#### STATED EXERCISE:
Show all lines holding "opdr".

#### INFORMATION SHOWN:
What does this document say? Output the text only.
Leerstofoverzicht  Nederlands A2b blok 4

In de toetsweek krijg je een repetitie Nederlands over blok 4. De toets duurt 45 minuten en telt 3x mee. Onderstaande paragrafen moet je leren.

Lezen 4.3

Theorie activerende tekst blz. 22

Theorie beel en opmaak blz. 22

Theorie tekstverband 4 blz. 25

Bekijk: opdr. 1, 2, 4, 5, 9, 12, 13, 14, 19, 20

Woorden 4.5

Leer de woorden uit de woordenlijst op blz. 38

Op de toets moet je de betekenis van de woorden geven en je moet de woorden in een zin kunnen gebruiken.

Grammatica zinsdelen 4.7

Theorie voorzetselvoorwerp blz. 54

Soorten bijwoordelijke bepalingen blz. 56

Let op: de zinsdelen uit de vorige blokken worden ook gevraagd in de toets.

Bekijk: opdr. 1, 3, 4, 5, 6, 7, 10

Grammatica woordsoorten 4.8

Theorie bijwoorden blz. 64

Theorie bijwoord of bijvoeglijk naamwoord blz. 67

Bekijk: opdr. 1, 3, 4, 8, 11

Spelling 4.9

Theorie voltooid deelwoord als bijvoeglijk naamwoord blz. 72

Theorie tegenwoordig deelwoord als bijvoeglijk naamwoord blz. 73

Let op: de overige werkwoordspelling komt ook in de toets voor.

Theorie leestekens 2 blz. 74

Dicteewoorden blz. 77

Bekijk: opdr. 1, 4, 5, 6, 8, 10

#### IN RESPONSE:
Bekijk: opdr. 1, 2, 4, 5, 9, 12, 13, 14, 19, 20
Bekijk: opdr. 1, 3, 4, 5, 6, 7, 10
Bekijk: opdr. 1, 3, 4, 8, 11
Bekijk: opdr. 1, 4, 5, 6, 8, 10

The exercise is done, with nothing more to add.